ROWS:
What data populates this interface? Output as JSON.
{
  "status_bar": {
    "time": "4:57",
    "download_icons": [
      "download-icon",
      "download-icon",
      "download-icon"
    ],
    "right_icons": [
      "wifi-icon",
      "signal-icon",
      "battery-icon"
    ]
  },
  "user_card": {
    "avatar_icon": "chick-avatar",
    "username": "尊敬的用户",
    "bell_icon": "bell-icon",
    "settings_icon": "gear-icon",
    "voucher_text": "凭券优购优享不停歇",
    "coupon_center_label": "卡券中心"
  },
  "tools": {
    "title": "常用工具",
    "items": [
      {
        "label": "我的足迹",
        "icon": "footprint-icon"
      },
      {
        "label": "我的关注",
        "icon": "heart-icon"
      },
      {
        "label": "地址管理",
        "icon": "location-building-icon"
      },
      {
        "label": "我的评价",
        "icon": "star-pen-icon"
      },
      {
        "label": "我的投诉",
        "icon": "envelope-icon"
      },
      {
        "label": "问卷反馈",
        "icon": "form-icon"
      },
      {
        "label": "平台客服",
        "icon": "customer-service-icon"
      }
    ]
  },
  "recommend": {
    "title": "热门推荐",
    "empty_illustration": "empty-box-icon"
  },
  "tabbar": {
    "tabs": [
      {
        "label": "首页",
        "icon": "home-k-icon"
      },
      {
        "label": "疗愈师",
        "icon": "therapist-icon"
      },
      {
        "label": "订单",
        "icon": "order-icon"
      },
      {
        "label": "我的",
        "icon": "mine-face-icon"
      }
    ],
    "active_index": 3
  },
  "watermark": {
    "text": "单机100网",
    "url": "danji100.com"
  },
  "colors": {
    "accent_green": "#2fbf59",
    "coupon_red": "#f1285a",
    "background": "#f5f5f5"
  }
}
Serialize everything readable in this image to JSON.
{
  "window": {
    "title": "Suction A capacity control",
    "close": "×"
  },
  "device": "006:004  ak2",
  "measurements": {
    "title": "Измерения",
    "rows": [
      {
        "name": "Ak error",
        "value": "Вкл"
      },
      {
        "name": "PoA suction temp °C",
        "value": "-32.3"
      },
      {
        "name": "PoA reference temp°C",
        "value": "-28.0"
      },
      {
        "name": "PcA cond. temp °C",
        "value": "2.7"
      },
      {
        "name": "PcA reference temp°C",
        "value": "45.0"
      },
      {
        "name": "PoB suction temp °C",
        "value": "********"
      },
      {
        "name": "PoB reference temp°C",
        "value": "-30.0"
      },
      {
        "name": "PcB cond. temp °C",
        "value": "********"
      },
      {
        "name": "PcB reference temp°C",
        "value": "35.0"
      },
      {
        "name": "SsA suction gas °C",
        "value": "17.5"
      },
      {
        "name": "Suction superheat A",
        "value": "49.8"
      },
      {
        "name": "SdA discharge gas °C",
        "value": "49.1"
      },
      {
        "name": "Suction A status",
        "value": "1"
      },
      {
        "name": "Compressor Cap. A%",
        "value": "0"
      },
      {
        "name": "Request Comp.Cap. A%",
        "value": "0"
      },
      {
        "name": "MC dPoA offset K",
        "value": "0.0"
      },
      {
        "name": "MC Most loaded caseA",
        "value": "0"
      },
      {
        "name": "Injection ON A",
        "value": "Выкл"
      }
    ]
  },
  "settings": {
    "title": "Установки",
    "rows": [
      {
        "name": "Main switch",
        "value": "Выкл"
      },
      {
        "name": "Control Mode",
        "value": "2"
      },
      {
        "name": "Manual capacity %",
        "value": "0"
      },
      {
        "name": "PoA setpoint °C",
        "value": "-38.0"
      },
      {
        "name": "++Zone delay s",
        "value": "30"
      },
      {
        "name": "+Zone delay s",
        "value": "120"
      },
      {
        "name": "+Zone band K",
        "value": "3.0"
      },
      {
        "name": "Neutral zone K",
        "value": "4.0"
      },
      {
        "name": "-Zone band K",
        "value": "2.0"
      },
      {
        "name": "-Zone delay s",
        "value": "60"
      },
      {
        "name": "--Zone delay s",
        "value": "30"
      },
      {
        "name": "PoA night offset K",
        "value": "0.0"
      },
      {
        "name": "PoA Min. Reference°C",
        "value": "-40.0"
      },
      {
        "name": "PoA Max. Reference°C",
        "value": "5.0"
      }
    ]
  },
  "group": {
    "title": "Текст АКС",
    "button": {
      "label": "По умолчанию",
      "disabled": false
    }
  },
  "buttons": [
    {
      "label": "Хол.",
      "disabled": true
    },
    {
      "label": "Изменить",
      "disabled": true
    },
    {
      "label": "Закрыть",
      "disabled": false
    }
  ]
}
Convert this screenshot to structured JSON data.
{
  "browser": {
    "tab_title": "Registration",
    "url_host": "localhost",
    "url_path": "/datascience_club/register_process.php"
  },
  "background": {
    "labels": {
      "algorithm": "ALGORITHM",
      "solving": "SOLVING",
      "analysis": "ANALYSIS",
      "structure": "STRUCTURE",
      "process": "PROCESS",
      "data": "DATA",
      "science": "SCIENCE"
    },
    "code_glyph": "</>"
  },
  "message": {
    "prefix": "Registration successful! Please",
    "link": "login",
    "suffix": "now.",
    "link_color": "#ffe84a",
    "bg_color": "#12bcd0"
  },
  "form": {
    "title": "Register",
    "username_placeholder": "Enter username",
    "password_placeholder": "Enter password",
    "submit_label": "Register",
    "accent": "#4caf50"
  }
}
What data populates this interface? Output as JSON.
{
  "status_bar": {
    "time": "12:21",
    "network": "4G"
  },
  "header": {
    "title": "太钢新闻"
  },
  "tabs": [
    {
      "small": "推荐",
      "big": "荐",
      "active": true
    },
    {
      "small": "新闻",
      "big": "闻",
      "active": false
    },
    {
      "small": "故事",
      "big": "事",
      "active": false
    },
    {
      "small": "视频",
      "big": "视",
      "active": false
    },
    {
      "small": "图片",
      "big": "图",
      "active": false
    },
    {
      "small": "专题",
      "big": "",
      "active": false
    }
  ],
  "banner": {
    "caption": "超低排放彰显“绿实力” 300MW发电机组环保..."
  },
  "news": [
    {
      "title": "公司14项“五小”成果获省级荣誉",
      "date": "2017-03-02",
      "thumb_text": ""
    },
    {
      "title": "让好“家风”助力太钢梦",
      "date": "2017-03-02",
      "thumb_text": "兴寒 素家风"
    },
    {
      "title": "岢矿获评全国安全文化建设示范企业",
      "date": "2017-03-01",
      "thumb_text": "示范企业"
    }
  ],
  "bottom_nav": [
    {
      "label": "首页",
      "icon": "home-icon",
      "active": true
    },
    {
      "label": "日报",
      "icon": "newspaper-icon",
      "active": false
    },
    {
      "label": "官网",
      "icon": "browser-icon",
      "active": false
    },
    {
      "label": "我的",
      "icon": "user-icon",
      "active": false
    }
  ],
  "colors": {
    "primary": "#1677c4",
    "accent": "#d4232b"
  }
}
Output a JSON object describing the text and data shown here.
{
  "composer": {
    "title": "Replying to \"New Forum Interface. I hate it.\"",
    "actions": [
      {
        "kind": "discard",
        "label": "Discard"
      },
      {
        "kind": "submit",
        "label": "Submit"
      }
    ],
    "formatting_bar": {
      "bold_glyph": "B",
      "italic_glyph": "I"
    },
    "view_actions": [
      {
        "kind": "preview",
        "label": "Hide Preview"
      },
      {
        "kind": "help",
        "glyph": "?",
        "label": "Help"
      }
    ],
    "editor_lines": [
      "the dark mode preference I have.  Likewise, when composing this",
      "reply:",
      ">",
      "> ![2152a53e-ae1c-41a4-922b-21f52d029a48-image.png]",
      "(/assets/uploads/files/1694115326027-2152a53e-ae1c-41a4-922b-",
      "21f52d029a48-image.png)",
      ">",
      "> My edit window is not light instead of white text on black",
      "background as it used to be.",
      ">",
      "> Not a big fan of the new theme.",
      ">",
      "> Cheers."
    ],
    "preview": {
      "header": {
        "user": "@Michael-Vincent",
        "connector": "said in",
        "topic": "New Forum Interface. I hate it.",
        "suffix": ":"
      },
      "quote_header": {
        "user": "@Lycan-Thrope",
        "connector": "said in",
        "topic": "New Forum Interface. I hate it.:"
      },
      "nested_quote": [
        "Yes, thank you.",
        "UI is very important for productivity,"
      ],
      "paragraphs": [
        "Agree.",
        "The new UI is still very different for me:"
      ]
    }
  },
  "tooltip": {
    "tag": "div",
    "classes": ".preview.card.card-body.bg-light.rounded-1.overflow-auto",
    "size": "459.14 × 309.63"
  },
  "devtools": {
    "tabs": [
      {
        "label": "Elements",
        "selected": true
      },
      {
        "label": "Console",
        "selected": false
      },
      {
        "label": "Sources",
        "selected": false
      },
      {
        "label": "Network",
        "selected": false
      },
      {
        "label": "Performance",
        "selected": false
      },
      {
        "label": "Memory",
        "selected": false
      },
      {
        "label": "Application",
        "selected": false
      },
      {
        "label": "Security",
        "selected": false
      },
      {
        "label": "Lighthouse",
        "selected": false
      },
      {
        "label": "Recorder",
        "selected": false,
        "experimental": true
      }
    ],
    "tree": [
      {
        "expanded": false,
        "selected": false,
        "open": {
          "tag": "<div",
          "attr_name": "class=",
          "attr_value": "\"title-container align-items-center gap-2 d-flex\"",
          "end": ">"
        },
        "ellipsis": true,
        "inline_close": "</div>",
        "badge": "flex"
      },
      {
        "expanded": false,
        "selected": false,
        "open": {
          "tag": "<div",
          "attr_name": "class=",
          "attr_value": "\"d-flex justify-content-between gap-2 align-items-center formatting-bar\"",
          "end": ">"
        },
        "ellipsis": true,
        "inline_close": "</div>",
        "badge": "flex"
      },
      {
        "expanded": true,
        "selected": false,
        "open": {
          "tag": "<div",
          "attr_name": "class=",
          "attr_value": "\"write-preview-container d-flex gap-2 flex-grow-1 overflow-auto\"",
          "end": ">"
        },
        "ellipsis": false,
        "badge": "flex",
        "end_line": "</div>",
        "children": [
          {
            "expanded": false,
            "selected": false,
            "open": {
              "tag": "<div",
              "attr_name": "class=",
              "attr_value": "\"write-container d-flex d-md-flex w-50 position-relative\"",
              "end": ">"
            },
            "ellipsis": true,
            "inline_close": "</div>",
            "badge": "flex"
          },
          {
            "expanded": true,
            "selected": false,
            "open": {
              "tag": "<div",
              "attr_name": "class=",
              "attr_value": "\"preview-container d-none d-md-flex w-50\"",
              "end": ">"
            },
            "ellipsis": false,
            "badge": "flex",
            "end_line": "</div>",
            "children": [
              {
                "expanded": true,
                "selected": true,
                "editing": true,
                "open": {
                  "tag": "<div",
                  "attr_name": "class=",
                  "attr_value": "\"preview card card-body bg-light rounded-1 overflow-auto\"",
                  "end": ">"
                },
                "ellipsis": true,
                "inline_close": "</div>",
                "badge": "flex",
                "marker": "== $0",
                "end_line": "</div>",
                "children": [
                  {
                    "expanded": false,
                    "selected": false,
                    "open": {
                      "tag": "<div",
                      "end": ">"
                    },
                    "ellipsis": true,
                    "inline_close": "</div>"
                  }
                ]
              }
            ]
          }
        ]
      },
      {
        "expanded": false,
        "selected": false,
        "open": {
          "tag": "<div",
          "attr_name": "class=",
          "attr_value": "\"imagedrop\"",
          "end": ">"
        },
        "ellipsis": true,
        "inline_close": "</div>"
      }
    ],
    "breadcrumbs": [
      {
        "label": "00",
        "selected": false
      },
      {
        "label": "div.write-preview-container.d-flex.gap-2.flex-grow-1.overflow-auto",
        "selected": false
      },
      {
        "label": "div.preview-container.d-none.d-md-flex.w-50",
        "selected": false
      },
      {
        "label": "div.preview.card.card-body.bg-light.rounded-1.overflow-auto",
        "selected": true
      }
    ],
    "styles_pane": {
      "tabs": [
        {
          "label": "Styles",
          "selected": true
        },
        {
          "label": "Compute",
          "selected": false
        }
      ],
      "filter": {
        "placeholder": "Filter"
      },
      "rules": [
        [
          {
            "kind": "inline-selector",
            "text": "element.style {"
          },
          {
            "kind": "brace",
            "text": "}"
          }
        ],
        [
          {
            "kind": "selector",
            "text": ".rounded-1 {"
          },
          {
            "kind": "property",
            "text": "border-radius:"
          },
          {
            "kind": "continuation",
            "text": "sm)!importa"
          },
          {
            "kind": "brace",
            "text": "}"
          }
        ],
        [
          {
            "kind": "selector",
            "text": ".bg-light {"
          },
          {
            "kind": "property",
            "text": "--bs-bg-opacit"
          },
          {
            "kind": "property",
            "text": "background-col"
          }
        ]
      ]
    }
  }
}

EXERCISE PROMPT: Using the listing above, list every line in which the string "ellipsis" occurs.

EXPECTED ANSWER:
        "ellipsis": true,
        "ellipsis": true,
        "ellipsis": false,
            "ellipsis": true,
            "ellipsis": false,
                "ellipsis": true,
                    "ellipsis": true,
        "ellipsis": true,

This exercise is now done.